■ **Task instructions**
Reproduce the data below line for line, changing nothing.

■ **Data to process**
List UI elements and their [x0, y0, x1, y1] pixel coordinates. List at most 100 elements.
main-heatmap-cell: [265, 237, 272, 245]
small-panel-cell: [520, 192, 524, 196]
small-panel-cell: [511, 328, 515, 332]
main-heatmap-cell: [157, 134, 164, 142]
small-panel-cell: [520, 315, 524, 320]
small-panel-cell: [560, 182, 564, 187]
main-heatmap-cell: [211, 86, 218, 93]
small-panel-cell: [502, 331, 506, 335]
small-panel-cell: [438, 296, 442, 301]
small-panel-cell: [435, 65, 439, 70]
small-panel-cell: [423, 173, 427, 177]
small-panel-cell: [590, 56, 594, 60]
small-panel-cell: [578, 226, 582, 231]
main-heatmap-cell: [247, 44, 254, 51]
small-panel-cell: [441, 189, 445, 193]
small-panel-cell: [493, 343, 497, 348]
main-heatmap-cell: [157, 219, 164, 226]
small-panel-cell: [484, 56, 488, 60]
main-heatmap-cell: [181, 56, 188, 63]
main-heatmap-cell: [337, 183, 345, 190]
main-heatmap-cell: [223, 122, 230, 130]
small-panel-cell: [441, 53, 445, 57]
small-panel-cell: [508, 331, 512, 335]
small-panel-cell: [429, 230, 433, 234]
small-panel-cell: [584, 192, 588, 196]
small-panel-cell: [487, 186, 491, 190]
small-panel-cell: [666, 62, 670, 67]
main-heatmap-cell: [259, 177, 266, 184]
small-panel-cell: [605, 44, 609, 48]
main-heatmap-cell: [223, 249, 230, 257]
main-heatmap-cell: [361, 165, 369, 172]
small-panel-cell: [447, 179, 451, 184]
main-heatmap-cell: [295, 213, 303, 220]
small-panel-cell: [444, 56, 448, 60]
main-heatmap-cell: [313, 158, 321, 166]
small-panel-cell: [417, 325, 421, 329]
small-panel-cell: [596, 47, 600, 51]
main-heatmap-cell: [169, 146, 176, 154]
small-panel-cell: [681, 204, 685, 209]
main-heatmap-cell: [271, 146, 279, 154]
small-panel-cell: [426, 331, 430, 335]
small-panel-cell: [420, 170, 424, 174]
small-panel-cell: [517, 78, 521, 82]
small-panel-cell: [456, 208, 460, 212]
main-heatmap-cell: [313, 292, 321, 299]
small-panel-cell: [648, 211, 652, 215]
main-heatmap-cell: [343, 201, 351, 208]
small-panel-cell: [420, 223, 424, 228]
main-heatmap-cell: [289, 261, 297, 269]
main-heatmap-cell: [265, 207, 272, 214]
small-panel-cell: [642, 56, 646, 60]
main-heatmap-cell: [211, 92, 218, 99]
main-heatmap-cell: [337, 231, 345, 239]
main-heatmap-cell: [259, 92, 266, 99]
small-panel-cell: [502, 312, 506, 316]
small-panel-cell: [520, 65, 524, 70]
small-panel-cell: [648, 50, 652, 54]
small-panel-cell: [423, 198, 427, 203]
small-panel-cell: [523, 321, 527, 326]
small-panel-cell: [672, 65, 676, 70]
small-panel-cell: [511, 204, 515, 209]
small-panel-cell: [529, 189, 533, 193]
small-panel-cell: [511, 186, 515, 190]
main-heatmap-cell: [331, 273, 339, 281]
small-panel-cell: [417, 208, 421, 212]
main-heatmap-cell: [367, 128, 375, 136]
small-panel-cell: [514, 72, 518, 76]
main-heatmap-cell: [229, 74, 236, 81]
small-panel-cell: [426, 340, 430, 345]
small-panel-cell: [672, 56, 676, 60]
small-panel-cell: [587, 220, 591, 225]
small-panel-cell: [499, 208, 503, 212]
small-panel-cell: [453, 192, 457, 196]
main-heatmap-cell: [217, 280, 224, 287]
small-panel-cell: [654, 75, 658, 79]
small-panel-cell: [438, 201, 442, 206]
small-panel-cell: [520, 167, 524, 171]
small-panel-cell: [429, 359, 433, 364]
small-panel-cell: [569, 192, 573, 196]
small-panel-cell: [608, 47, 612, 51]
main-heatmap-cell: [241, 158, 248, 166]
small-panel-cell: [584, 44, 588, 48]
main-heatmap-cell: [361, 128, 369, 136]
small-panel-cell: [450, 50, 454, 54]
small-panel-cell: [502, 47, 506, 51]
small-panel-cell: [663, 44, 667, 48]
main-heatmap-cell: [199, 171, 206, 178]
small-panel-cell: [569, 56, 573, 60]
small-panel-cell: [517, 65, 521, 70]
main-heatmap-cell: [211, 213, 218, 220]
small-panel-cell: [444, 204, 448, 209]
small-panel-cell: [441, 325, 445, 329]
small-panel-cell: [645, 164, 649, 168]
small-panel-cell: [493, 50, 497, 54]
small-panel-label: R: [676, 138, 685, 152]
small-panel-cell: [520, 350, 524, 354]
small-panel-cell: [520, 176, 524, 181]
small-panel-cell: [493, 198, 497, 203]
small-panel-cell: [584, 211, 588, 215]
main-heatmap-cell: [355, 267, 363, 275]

■ **Output below**
List UI elements and their [x0, y0, x1, y1] pixel coordinates. List at most 100 elements.
main-heatmap-cell: [265, 237, 272, 245]
small-panel-cell: [520, 192, 524, 196]
small-panel-cell: [511, 328, 515, 332]
main-heatmap-cell: [157, 134, 164, 142]
small-panel-cell: [520, 315, 524, 320]
small-panel-cell: [560, 182, 564, 187]
main-heatmap-cell: [211, 86, 218, 93]
small-panel-cell: [502, 331, 506, 335]
small-panel-cell: [438, 296, 442, 301]
small-panel-cell: [435, 65, 439, 70]
small-panel-cell: [423, 173, 427, 177]
small-panel-cell: [590, 56, 594, 60]
small-panel-cell: [578, 226, 582, 231]
main-heatmap-cell: [247, 44, 254, 51]
small-panel-cell: [441, 189, 445, 193]
small-panel-cell: [493, 343, 497, 348]
main-heatmap-cell: [157, 219, 164, 226]
small-panel-cell: [484, 56, 488, 60]
main-heatmap-cell: [181, 56, 188, 63]
main-heatmap-cell: [337, 183, 345, 190]
main-heatmap-cell: [223, 122, 230, 130]
small-panel-cell: [441, 53, 445, 57]
small-panel-cell: [508, 331, 512, 335]
small-panel-cell: [429, 230, 433, 234]
small-panel-cell: [584, 192, 588, 196]
small-panel-cell: [487, 186, 491, 190]
small-panel-cell: [666, 62, 670, 67]
main-heatmap-cell: [259, 177, 266, 184]
small-panel-cell: [605, 44, 609, 48]
main-heatmap-cell: [223, 249, 230, 257]
main-heatmap-cell: [361, 165, 369, 172]
small-panel-cell: [447, 179, 451, 184]
main-heatmap-cell: [295, 213, 303, 220]
small-panel-cell: [444, 56, 448, 60]
main-heatmap-cell: [313, 158, 321, 166]
small-panel-cell: [417, 325, 421, 329]
small-panel-cell: [596, 47, 600, 51]
main-heatmap-cell: [169, 146, 176, 154]
small-panel-cell: [681, 204, 685, 209]
main-heatmap-cell: [271, 146, 279, 154]
small-panel-cell: [426, 331, 430, 335]
small-panel-cell: [420, 170, 424, 174]
small-panel-cell: [517, 78, 521, 82]
small-panel-cell: [456, 208, 460, 212]
main-heatmap-cell: [313, 292, 321, 299]
small-panel-cell: [648, 211, 652, 215]
main-heatmap-cell: [343, 201, 351, 208]
small-panel-cell: [420, 223, 424, 228]
main-heatmap-cell: [289, 261, 297, 269]
main-heatmap-cell: [265, 207, 272, 214]
small-panel-cell: [642, 56, 646, 60]
main-heatmap-cell: [211, 92, 218, 99]
main-heatmap-cell: [337, 231, 345, 239]
main-heatmap-cell: [259, 92, 266, 99]
small-panel-cell: [502, 312, 506, 316]
small-panel-cell: [520, 65, 524, 70]
small-panel-cell: [648, 50, 652, 54]
small-panel-cell: [423, 198, 427, 203]
small-panel-cell: [523, 321, 527, 326]
small-panel-cell: [672, 65, 676, 70]
small-panel-cell: [511, 204, 515, 209]
small-panel-cell: [529, 189, 533, 193]
small-panel-cell: [511, 186, 515, 190]
main-heatmap-cell: [331, 273, 339, 281]
small-panel-cell: [417, 208, 421, 212]
main-heatmap-cell: [367, 128, 375, 136]
small-panel-cell: [514, 72, 518, 76]
main-heatmap-cell: [229, 74, 236, 81]
small-panel-cell: [426, 340, 430, 345]
small-panel-cell: [672, 56, 676, 60]
small-panel-cell: [587, 220, 591, 225]
small-panel-cell: [499, 208, 503, 212]
small-panel-cell: [453, 192, 457, 196]
main-heatmap-cell: [217, 280, 224, 287]
small-panel-cell: [654, 75, 658, 79]
small-panel-cell: [438, 201, 442, 206]
small-panel-cell: [520, 167, 524, 171]
small-panel-cell: [429, 359, 433, 364]
small-panel-cell: [569, 192, 573, 196]
small-panel-cell: [608, 47, 612, 51]
main-heatmap-cell: [241, 158, 248, 166]
small-panel-cell: [584, 44, 588, 48]
main-heatmap-cell: [361, 128, 369, 136]
small-panel-cell: [450, 50, 454, 54]
small-panel-cell: [502, 47, 506, 51]
small-panel-cell: [663, 44, 667, 48]
main-heatmap-cell: [199, 171, 206, 178]
small-panel-cell: [569, 56, 573, 60]
small-panel-cell: [517, 65, 521, 70]
main-heatmap-cell: [211, 213, 218, 220]
small-panel-cell: [444, 204, 448, 209]
small-panel-cell: [441, 325, 445, 329]
small-panel-cell: [645, 164, 649, 168]
small-panel-cell: [493, 50, 497, 54]
small-panel-label: R: [676, 138, 685, 152]
small-panel-cell: [520, 350, 524, 354]
small-panel-cell: [520, 176, 524, 181]
small-panel-cell: [493, 198, 497, 203]
small-panel-cell: [584, 211, 588, 215]
main-heatmap-cell: [355, 267, 363, 275]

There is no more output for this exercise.